>> START DATA RECORDS

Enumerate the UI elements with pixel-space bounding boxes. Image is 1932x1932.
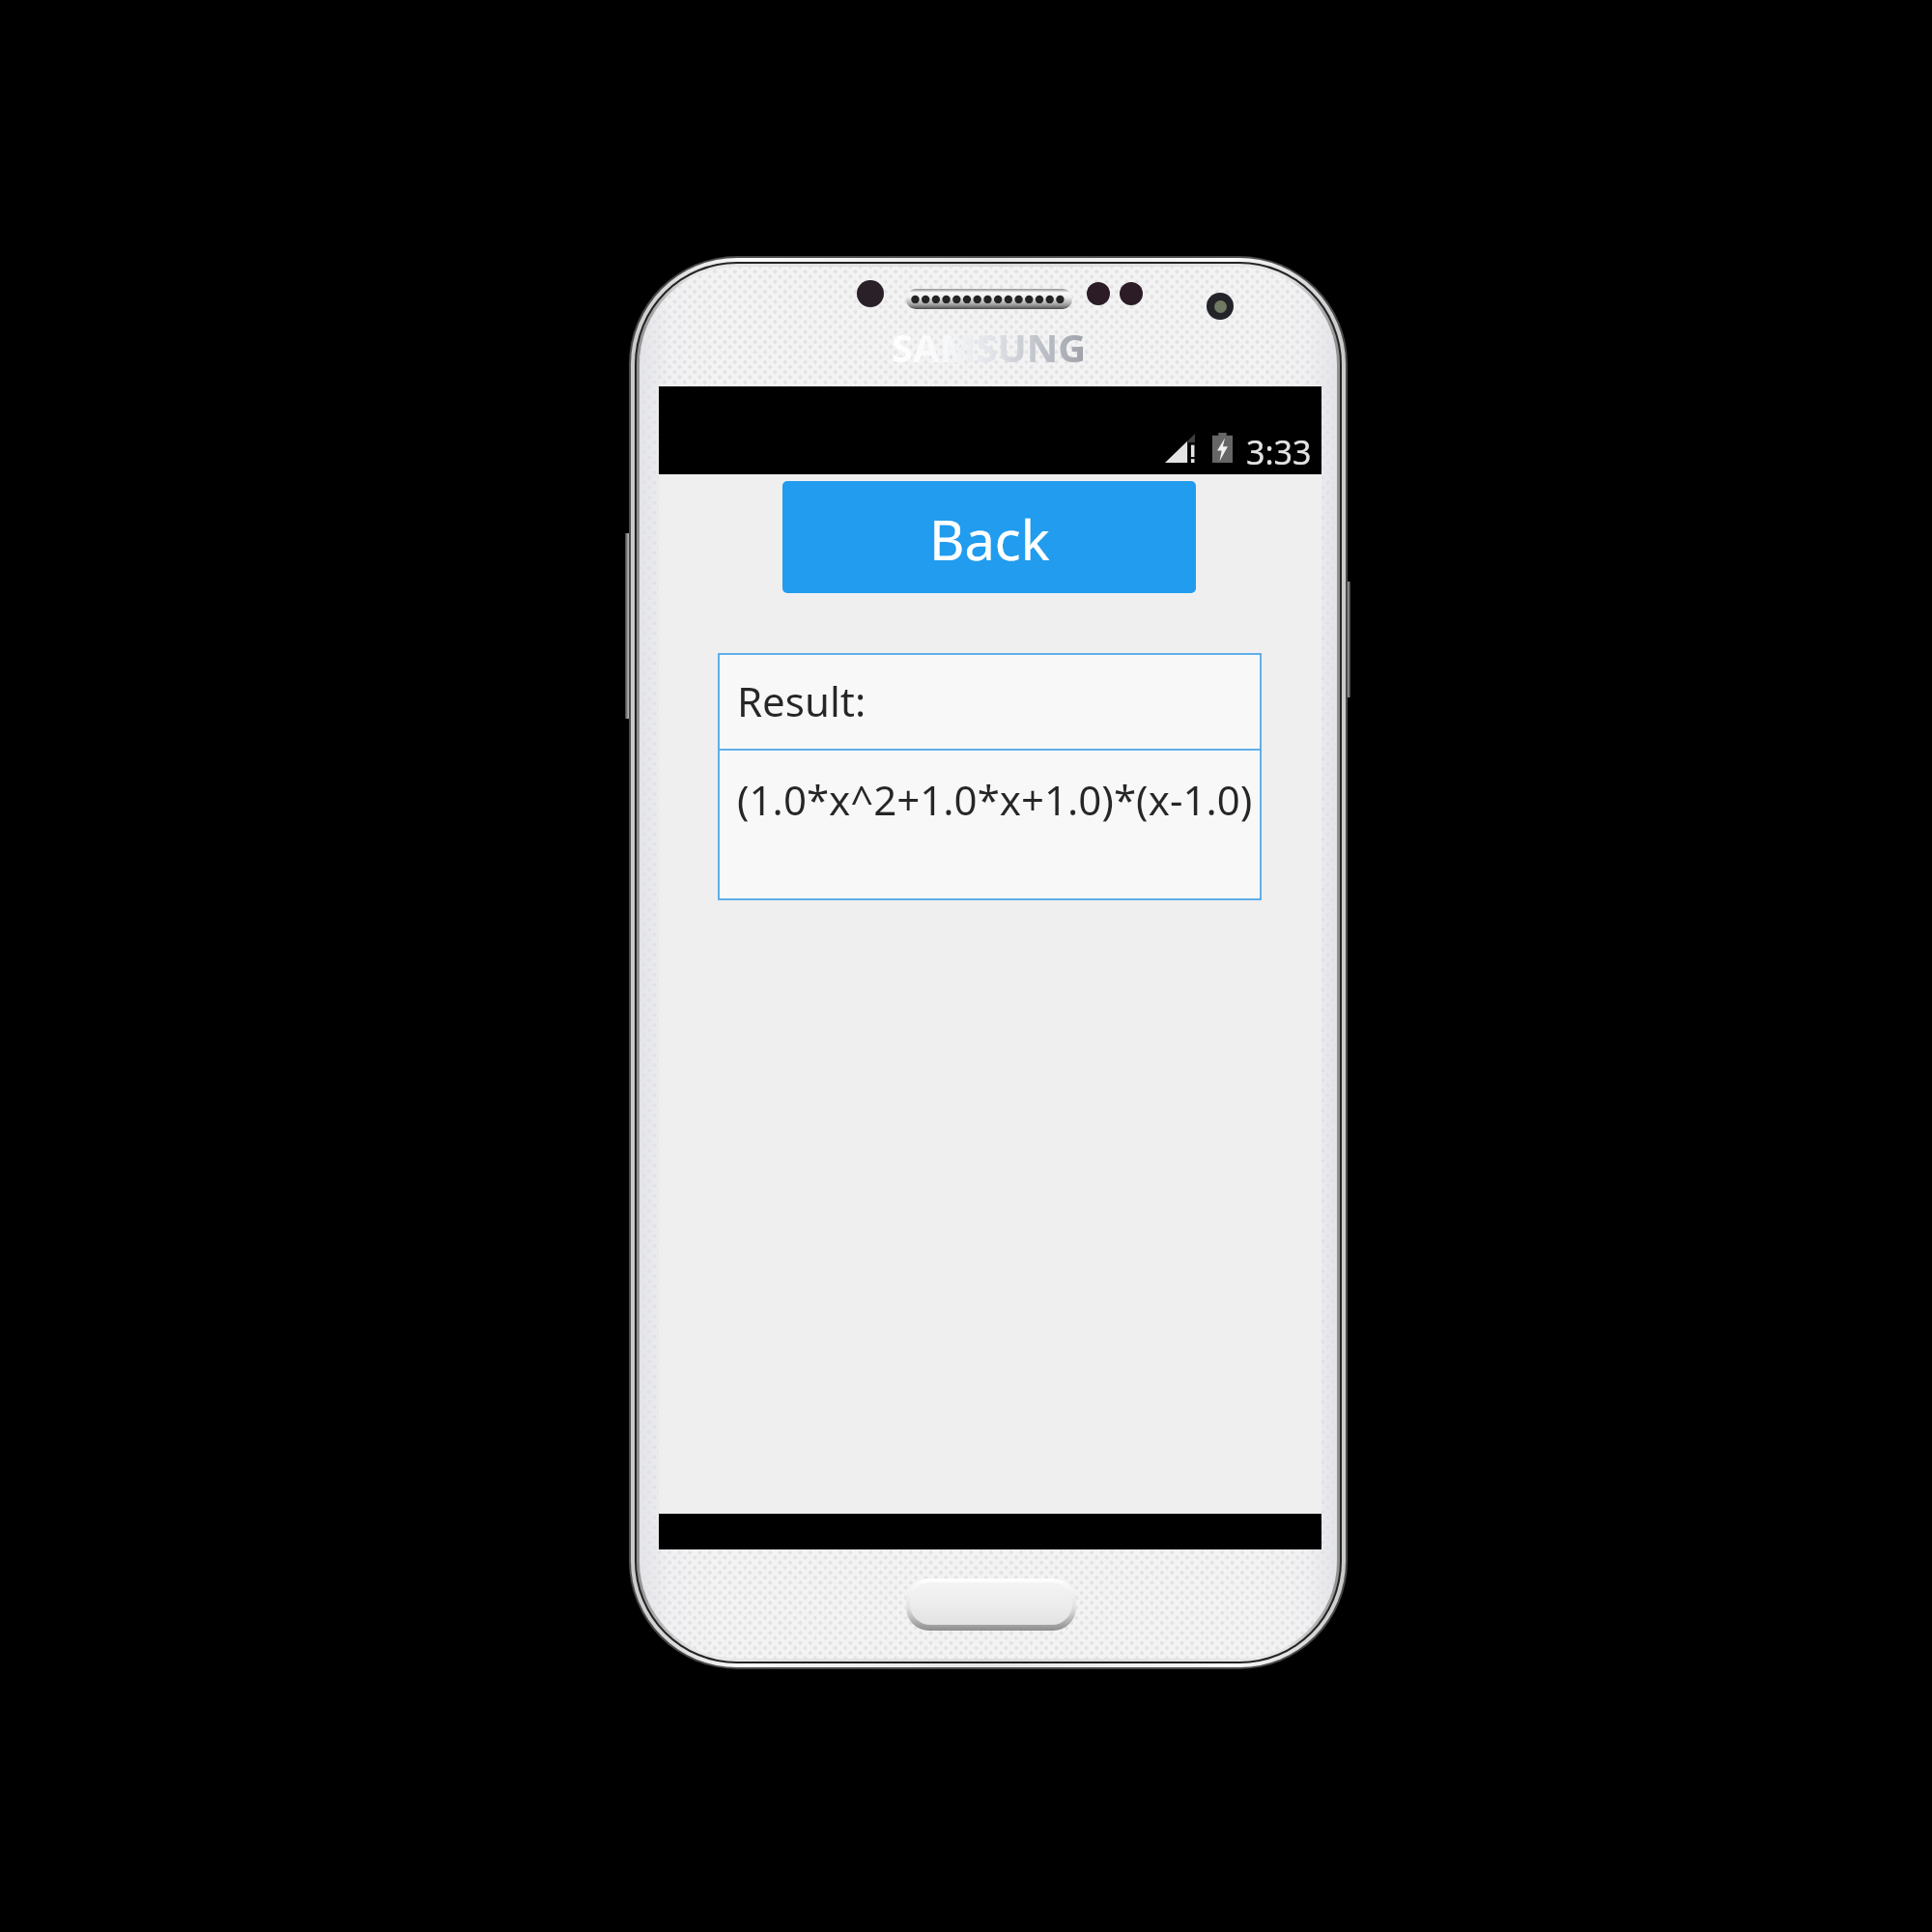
staticText: Result:: [737, 673, 867, 728]
staticText: (1.0*x^2+1.0*x+1.0)*(x-1.0): [737, 772, 1253, 827]
button[interactable]: Power: [1346, 582, 1350, 697]
staticText: Back: [929, 502, 1050, 576]
staticText: SAMSUNG: [892, 321, 1087, 373]
button[interactable]: Volume: [625, 533, 630, 719]
staticText: 3:33: [1246, 430, 1312, 474]
button[interactable]: Back: [782, 481, 1196, 593]
button[interactable]: Home: [906, 1578, 1076, 1631]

>> END DATA RECORDS

### TASK INSTRUCTIONS
Convert every line of the rows above into a Markdown table with the columns Line No. and Content, skipping blank lines. Leave the pictures out of the table.

### TASK SOLUTION
| Line No. | Content |
|---|---|
| 1 | Enumerate the UI elements with pixel-space bounding boxes. Image is 1932x1932. |
| 2 | staticText: Result:: [737, 673, 867, 728] |
| 3 | staticText: (1.0*x^2+1.0*x+1.0)*(x-1.0): [737, 772, 1253, 827] |
| 4 | button[interactable]: Power: [1346, 582, 1350, 697] |
| 5 | staticText: Back: [929, 502, 1050, 576] |
| 6 | staticText: SAMSUNG: [892, 321, 1087, 373] |
| 7 | button[interactable]: Volume: [625, 533, 630, 719] |
| 8 | staticText: 3:33: [1246, 430, 1312, 474] |
| 9 | button[interactable]: Back: [782, 481, 1196, 593] |
| 10 | button[interactable]: Home: [906, 1578, 1076, 1631] |